Which lines hold the word "documents"? Copy each of them from the material.

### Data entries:
BEGIN

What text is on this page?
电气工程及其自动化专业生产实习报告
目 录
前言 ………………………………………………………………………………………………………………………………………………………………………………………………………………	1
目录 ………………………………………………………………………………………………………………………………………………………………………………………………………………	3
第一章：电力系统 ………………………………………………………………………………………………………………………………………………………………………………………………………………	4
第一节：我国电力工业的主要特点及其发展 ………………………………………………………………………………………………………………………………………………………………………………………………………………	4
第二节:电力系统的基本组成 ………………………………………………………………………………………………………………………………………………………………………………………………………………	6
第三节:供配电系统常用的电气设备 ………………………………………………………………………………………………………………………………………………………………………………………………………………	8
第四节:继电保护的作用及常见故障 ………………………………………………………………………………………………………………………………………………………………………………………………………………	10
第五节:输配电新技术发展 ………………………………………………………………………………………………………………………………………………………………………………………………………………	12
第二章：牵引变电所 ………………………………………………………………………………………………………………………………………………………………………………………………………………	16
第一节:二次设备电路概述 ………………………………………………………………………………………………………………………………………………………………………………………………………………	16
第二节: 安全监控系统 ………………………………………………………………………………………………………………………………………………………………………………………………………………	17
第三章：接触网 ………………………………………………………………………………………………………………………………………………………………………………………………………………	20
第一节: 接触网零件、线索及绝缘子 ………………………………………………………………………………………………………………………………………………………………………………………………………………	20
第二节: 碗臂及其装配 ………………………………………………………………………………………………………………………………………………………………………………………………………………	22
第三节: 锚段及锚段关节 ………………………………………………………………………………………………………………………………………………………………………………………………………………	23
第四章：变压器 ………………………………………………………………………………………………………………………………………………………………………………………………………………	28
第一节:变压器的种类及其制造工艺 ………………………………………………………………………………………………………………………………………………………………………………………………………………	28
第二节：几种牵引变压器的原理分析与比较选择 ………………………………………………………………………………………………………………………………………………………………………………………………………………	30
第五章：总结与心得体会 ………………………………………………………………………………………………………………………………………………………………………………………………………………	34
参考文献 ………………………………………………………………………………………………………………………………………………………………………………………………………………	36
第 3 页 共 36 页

END
BEGIN

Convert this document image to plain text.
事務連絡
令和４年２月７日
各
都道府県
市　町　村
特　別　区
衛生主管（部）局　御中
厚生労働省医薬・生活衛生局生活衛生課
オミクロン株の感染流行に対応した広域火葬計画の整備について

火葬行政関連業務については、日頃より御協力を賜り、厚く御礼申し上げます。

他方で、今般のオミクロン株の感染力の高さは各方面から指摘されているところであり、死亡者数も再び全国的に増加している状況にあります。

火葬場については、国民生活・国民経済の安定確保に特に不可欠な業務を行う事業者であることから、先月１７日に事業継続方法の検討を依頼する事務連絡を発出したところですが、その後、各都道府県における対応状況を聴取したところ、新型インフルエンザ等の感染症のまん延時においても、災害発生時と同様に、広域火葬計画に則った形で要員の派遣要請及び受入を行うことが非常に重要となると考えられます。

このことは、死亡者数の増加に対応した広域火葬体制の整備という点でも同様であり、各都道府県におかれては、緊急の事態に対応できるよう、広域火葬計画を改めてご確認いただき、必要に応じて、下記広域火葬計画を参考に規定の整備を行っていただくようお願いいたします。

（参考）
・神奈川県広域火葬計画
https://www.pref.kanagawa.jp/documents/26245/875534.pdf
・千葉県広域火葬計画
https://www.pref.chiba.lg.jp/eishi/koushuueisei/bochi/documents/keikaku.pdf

END
BEGIN

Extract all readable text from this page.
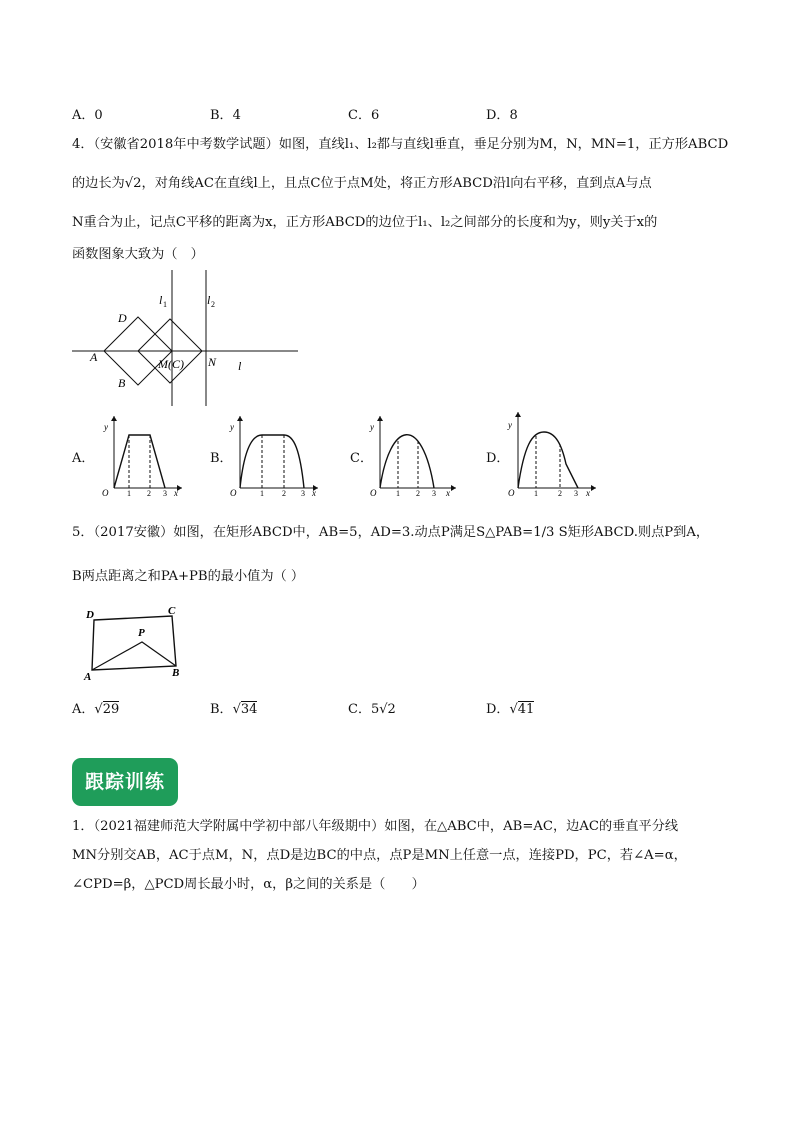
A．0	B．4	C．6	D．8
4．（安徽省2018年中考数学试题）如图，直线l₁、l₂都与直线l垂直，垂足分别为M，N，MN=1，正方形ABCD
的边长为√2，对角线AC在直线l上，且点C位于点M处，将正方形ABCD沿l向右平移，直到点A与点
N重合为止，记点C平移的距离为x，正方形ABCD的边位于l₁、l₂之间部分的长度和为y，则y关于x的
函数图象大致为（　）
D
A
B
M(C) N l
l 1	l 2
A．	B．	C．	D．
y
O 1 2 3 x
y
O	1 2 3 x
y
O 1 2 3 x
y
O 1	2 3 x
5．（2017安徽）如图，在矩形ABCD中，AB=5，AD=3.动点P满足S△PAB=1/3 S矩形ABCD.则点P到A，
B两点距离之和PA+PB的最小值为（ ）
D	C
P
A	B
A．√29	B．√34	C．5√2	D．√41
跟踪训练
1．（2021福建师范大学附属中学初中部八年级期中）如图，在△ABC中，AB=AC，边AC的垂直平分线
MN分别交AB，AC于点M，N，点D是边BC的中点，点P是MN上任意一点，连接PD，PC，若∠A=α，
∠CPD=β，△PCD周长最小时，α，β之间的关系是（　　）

END

### Finished exercise:
https://www.pref.kanagawa.jp/documents/26245/875534.pdf
https://www.pref.chiba.lg.jp/eishi/koushuueisei/bochi/documents/keikaku.pdf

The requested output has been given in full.